RECORD EXCERPTS:
····················
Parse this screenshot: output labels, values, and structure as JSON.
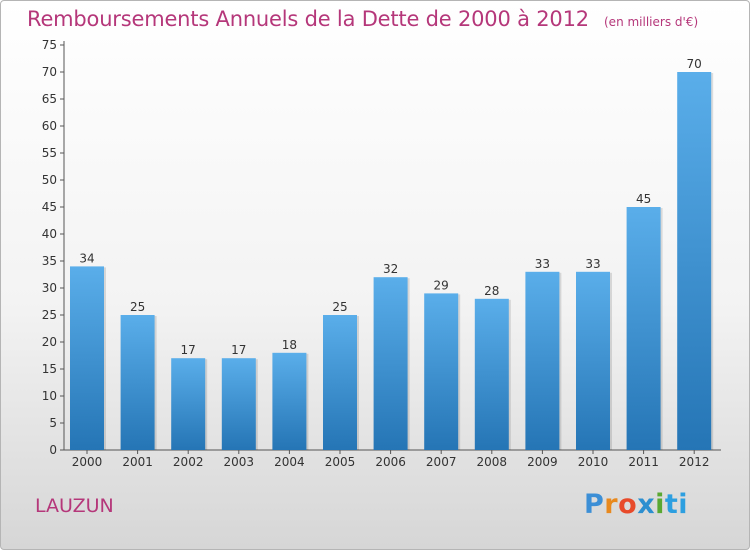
{
  "header": {
    "title": "Remboursements Annuels de la Dette de 2000 à 2012",
    "unit": "(en milliers d'€)"
  },
  "footer": {
    "commune": "LAUZUN",
    "logo_text": "Proxiti"
  },
  "colors": {
    "title": "#b5377a",
    "bar_top": "#5aaeea",
    "bar_bottom": "#2575b5"
  },
  "chart_data": {
    "type": "bar",
    "title": "Remboursements Annuels de la Dette de 2000 à 2012",
    "xlabel": "",
    "ylabel": "",
    "categories": [
      "2000",
      "2001",
      "2002",
      "2003",
      "2004",
      "2005",
      "2006",
      "2007",
      "2008",
      "2009",
      "2010",
      "2011",
      "2012"
    ],
    "values": [
      34,
      25,
      17,
      17,
      18,
      25,
      32,
      29,
      28,
      33,
      33,
      45,
      70
    ],
    "ylim": [
      0,
      75
    ],
    "yticks": [
      0,
      5,
      10,
      15,
      20,
      25,
      30,
      35,
      40,
      45,
      50,
      55,
      60,
      65,
      70,
      75
    ],
    "grid": false,
    "legend": "none",
    "data_labels": true
  }
}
····················
TASK DIRECTIONS: Repeat each entry exactly. Pictures do not belong in the copy.

FULL OUTPUT:
Parse this screenshot: output labels, values, and structure as JSON.
{
  "header": {
    "title": "Remboursements Annuels de la Dette de 2000 à 2012",
    "unit": "(en milliers d'€)"
  },
  "footer": {
    "commune": "LAUZUN",
    "logo_text": "Proxiti"
  },
  "colors": {
    "title": "#b5377a",
    "bar_top": "#5aaeea",
    "bar_bottom": "#2575b5"
  },
  "chart_data": {
    "type": "bar",
    "title": "Remboursements Annuels de la Dette de 2000 à 2012",
    "xlabel": "",
    "ylabel": "",
    "categories": [
      "2000",
      "2001",
      "2002",
      "2003",
      "2004",
      "2005",
      "2006",
      "2007",
      "2008",
      "2009",
      "2010",
      "2011",
      "2012"
    ],
    "values": [
      34,
      25,
      17,
      17,
      18,
      25,
      32,
      29,
      28,
      33,
      33,
      45,
      70
    ],
    "ylim": [
      0,
      75
    ],
    "yticks": [
      0,
      5,
      10,
      15,
      20,
      25,
      30,
      35,
      40,
      45,
      50,
      55,
      60,
      65,
      70,
      75
    ],
    "grid": false,
    "legend": "none",
    "data_labels": true
  }
}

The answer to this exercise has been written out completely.